— START Supplied material —

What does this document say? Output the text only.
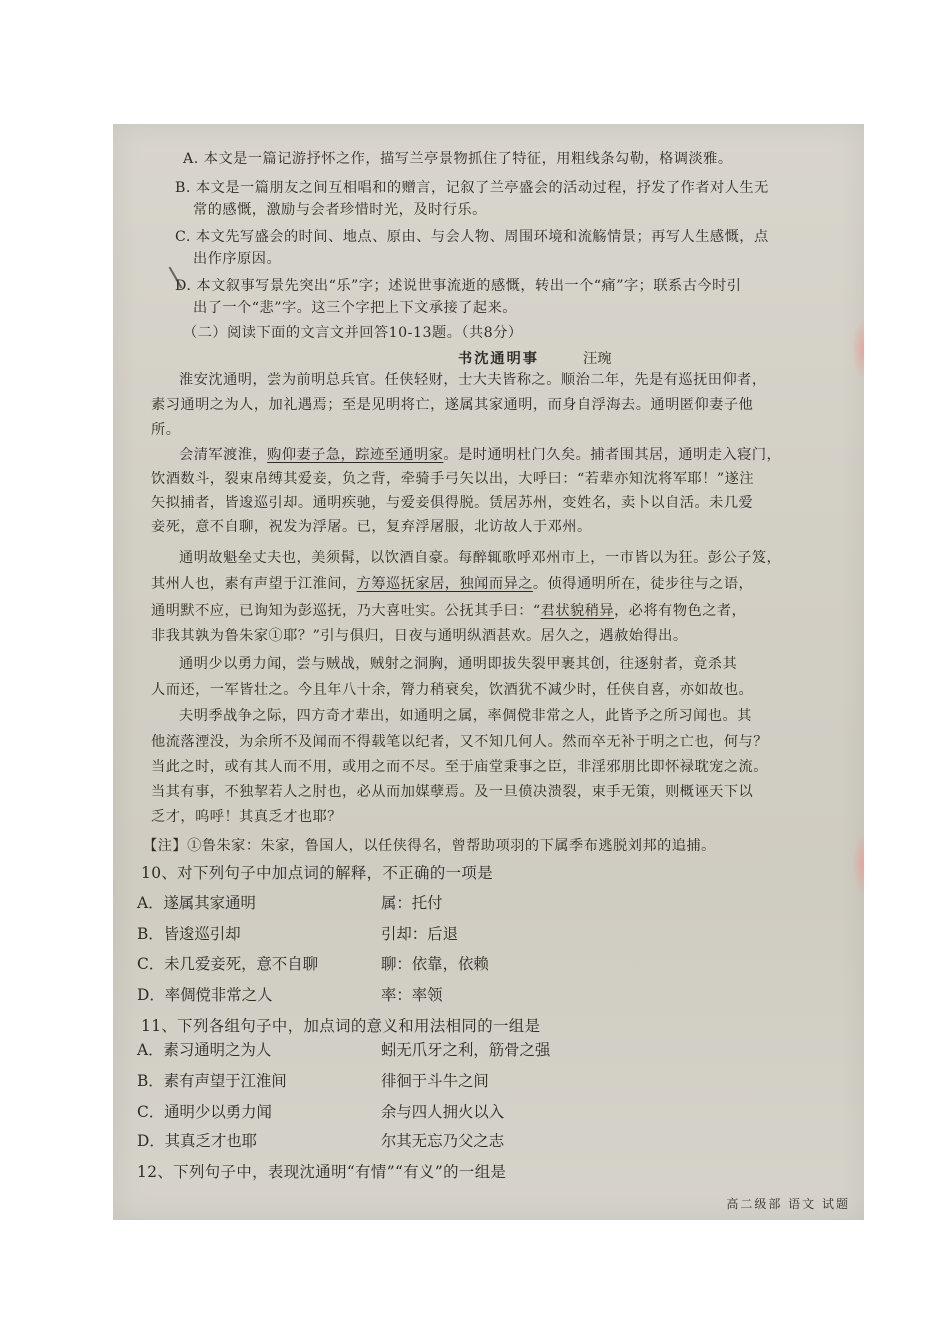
A. 本文是一篇记游抒怀之作，描写兰亭景物抓住了特征，用粗线条勾勒，格调淡雅。
B. 本文是一篇朋友之间互相唱和的赠言，记叙了兰亭盛会的活动过程，抒发了作者对人生无
常的感慨，激励与会者珍惜时光，及时行乐。
C. 本文先写盛会的时间、地点、原由、与会人物、周围环境和流觞情景；再写人生感慨，点
出作序原因。
D. 本文叙事写景先突出“乐”字；述说世事流逝的感慨，转出一个“痛”字；联系古今时引
出了一个“悲”字。这三个字把上下文承接了起来。
（二）阅读下面的文言文并回答10-13题。（共8分）
书沈通明事	汪琬
淮安沈通明，尝为前明总兵官。任侠轻财，士大夫皆称之。顺治二年，先是有巡抚田仰者，
素习通明之为人，加礼遇焉；至是见明将亡，遂属其家通明，而身自浮海去。通明匿仰妻子他
所。
会清军渡淮，购仰妻子急，踪迹至通明家。是时通明杜门久矣。捕者围其居，通明走入寝门，
饮酒数斗，裂束帛缚其爱妾，负之背，牵骑手弓矢以出，大呼曰：“若辈亦知沈将军耶！”遂注
矢拟捕者，皆逡巡引却。通明疾驰，与爱妾俱得脱。赁居苏州，变姓名，卖卜以自活。未几爱
妾死，意不自聊，祝发为浮屠。已，复弃浮屠服，北访故人于邓州。
通明故魁垒丈夫也，美须髯，以饮酒自豪。每醉辄歌呼邓州市上，一市皆以为狂。彭公子笈，
其州人也，素有声望于江淮间，方筹巡抚家居，独闻而异之。侦得通明所在，徒步往与之语，
通明默不应，已询知为彭巡抚，乃大喜吐实。公抚其手曰：“君状貌稍异，必将有物色之者，
非我其孰为鲁朱家①耶？”引与俱归，日夜与通明纵酒甚欢。居久之，遇赦始得出。
通明少以勇力闻，尝与贼战，贼射之洞胸，通明即拔失裂甲裹其创，往逐射者，竟杀其
人而还，一军皆壮之。今且年八十余，膂力稍衰矣，饮酒犹不减少时，任侠自喜，亦如故也。
夫明季战争之际，四方奇才辈出，如通明之属，率倜傥非常之人，此皆予之所习闻也。其
他流落湮没，为余所不及闻而不得载笔以纪者，又不知几何人。然而卒无补于明之亡也，何与？
当此之时，或有其人而不用，或用之而不尽。至于庙堂秉事之臣，非淫邪朋比即怀禄耽宠之流。
当其有事，不独挈若人之肘也，必从而加媒孽焉。及一旦偾决溃裂，束手无策，则概诬天下以
乏才，呜呼！其真乏才也耶？
【注】①鲁朱家：朱家，鲁国人，以任侠得名，曾帮助项羽的下属季布逃脱刘邦的追捕。
10、对下列句子中加点词的解释，不正确的一项是
A．遂属其家通明	属：托付
B．皆逡巡引却	引却：后退
C．未几爱妾死，意不自聊	聊：依靠，依赖
D．率倜傥非常之人	率：率领
11、下列各组句子中，加点词的意义和用法相同的一组是
A．素习通明之为人	蚓无爪牙之利，筋骨之强
B．素有声望于江淮间	徘徊于斗牛之间
C．通明少以勇力闻	余与四人拥火以入
D．其真乏才也耶	尔其无忘乃父之志
12、下列句子中，表现沈通明“有情”“有义”的一组是
高二级部 语文 试题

— END Supplied material —

*Task to carry out*:
Filter the entries above down to the lines containing the word "素有声望于江淮间".

*Response for this exercise*:
其州人也，素有声望于江淮间，方筹巡抚家居，独闻而异之。侦得通明所在，徒步往与之语，
B．素有声望于江淮间	徘徊于斗牛之间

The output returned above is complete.